* begin INFORMATION GIVEN *

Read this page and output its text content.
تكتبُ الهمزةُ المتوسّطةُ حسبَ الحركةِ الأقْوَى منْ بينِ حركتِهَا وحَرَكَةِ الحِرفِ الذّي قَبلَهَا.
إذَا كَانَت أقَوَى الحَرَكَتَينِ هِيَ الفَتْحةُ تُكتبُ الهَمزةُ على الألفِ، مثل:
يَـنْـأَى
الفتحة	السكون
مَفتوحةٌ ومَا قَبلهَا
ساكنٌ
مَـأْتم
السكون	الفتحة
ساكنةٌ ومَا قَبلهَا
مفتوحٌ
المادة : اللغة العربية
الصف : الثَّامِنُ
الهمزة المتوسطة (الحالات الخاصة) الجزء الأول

* end INFORMATION GIVEN *
* begin INFORMATION GIVEN *

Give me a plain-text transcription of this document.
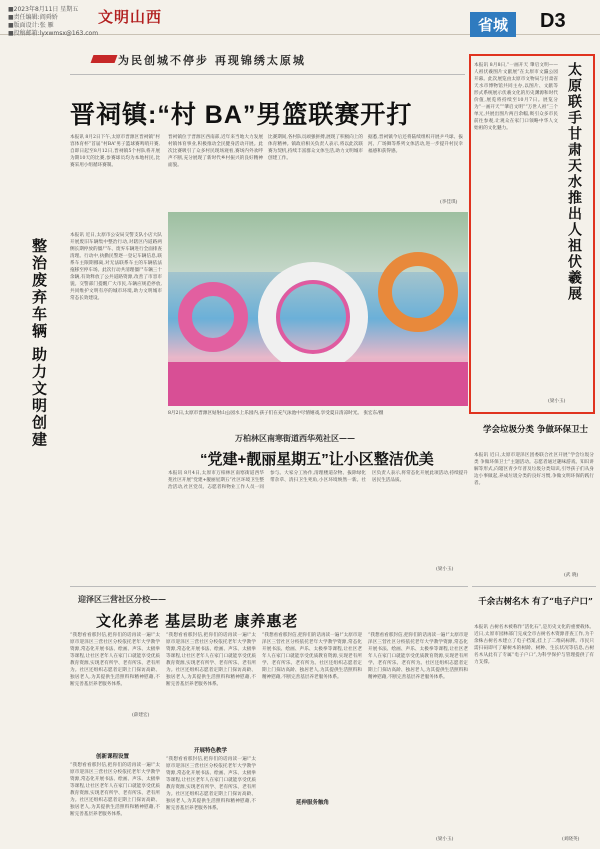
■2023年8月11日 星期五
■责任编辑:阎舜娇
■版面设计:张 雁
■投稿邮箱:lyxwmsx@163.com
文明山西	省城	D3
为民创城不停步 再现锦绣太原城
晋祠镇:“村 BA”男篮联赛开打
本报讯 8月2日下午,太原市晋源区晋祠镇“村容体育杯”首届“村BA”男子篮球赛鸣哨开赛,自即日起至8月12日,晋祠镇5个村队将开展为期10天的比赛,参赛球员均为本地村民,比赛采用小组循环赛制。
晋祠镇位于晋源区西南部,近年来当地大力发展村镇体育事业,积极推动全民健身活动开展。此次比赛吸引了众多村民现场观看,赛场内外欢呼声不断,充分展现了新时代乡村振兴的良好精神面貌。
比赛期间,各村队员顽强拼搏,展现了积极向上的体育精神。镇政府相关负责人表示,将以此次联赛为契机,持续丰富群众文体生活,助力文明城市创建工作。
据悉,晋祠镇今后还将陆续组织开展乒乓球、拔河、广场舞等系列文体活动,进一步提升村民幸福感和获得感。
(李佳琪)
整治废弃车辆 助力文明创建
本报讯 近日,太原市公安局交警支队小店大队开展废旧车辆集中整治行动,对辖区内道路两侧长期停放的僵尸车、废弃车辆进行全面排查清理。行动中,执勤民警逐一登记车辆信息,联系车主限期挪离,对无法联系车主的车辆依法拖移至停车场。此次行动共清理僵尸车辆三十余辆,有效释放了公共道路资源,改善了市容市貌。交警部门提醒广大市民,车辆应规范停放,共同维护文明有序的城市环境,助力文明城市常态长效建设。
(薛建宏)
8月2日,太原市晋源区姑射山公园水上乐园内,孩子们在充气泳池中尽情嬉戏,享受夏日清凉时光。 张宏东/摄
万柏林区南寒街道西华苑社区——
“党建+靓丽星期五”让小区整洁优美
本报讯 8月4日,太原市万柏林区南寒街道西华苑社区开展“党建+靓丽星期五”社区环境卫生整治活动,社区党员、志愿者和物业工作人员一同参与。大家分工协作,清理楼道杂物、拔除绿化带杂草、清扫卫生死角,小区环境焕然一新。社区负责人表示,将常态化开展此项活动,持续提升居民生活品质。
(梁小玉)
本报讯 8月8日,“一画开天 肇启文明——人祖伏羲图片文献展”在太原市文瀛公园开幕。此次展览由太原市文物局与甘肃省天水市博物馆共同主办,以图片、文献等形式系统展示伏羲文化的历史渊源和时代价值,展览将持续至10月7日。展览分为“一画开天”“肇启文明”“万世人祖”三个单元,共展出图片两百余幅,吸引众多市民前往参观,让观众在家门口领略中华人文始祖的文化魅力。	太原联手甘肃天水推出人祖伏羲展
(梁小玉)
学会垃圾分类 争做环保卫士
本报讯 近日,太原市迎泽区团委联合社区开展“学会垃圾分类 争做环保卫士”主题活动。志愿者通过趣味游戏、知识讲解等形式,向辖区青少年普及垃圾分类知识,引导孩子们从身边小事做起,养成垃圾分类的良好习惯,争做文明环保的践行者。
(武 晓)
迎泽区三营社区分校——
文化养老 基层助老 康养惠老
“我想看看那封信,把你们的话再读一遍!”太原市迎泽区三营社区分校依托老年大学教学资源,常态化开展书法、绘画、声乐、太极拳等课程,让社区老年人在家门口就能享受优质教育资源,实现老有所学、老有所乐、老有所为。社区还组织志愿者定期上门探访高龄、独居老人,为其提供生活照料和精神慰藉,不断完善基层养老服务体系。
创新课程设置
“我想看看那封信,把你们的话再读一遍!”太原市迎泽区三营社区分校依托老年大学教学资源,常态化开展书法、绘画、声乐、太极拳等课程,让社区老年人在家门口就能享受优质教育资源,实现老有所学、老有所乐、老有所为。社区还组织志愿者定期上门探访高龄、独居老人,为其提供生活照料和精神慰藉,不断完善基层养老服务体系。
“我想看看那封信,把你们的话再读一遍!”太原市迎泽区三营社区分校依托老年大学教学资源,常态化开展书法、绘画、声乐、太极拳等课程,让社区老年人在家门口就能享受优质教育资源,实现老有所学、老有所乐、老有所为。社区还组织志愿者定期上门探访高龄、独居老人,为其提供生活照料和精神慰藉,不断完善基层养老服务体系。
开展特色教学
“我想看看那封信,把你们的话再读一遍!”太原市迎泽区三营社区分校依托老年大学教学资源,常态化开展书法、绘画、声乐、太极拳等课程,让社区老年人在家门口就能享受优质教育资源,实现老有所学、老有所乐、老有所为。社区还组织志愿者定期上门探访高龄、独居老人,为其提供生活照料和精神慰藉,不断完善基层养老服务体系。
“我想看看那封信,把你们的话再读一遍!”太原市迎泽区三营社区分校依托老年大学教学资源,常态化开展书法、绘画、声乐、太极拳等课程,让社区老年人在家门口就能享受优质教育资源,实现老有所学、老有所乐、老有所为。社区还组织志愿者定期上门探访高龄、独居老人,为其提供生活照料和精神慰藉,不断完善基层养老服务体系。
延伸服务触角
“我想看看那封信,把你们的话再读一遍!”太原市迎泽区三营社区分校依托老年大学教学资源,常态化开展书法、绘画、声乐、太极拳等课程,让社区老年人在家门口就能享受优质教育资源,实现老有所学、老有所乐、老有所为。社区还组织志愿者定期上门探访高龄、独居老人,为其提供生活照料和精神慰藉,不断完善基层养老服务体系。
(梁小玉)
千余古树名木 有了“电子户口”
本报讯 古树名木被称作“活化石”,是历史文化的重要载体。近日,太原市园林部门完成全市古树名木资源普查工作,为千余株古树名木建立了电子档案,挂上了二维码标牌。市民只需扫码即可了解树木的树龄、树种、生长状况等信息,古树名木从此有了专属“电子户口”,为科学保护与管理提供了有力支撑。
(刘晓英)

* end INFORMATION GIVEN *
* begin INFORMATION GIVEN *

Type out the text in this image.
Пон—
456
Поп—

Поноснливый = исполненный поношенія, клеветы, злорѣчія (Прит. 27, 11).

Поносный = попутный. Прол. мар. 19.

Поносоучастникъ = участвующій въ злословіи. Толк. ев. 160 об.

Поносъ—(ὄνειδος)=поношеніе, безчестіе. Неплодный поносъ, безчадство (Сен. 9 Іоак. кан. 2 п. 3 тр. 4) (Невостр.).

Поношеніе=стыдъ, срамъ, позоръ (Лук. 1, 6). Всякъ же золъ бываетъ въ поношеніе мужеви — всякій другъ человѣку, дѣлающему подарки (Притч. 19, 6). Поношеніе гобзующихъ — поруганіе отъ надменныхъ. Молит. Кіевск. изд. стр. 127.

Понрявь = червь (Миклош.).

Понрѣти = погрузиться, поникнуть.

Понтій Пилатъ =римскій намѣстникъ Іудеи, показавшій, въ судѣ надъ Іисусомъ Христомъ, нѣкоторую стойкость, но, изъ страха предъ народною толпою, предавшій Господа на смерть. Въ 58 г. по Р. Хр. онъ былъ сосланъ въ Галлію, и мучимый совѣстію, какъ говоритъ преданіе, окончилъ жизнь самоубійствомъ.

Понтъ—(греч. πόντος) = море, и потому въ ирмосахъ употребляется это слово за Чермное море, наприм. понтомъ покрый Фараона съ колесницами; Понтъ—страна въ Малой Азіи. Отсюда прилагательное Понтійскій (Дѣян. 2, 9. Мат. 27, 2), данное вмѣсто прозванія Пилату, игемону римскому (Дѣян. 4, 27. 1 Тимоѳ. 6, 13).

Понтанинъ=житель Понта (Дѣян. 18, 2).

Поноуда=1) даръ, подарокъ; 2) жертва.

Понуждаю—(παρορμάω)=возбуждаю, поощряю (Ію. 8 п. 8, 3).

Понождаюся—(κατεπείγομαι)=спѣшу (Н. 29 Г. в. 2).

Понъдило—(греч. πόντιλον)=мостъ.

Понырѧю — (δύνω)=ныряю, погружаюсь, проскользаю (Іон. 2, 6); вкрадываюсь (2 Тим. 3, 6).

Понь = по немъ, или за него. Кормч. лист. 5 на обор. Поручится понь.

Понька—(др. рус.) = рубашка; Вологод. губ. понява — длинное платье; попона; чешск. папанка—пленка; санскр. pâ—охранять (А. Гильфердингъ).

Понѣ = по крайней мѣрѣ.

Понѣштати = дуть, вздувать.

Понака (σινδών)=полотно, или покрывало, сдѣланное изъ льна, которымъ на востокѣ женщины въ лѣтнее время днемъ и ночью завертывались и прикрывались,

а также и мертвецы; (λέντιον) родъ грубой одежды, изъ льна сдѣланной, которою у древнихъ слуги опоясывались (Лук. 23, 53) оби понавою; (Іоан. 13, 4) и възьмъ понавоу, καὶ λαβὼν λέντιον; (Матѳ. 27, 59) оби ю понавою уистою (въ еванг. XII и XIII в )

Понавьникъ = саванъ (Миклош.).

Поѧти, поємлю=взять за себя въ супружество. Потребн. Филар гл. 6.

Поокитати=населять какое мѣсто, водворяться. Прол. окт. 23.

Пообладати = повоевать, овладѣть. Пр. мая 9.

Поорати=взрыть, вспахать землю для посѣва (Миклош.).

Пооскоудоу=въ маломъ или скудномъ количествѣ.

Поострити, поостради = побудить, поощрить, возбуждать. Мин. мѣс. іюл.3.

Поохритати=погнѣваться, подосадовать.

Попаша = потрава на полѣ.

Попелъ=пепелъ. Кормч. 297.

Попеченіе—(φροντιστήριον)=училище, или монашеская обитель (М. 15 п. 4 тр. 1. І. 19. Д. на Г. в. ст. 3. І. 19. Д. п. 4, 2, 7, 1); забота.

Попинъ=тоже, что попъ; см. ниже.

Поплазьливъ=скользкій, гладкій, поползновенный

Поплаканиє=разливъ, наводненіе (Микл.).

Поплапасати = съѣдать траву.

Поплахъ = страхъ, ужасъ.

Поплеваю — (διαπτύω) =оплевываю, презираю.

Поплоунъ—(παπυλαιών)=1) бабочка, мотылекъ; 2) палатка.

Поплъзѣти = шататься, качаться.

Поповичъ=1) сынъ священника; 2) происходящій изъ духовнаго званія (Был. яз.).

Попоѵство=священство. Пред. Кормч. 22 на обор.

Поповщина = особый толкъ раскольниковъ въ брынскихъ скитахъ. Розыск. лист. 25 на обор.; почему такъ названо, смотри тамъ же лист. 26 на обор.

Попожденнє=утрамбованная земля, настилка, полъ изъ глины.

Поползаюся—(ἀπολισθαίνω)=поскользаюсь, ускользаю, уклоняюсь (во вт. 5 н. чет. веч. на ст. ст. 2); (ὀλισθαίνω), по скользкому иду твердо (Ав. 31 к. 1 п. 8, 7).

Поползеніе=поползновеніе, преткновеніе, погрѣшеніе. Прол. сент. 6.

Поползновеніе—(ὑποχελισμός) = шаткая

* end INFORMATION GIVEN *

● REQUIREMENT: Pull out every line in the data above that has the word "льна".

● EXERCISE RESULT:
Понака (σινδών)=полотно, или покрывало, сдѣланное изъ льна, которымъ на востокѣ женщины въ лѣтнее время днемъ и ночью завертывались и прикрывались,
а также и мертвецы; (λέντιον) родъ грубой одежды, изъ льна сдѣланной, которою у древнихъ слуги опоясывались (Лук. 23, 53) оби понавою; (Іоан. 13, 4) и възьмъ понавоу, καὶ λαβὼν λέντιον; (Матѳ. 27, 59) оби ю понавою уистою (въ еванг. XII и XIII в )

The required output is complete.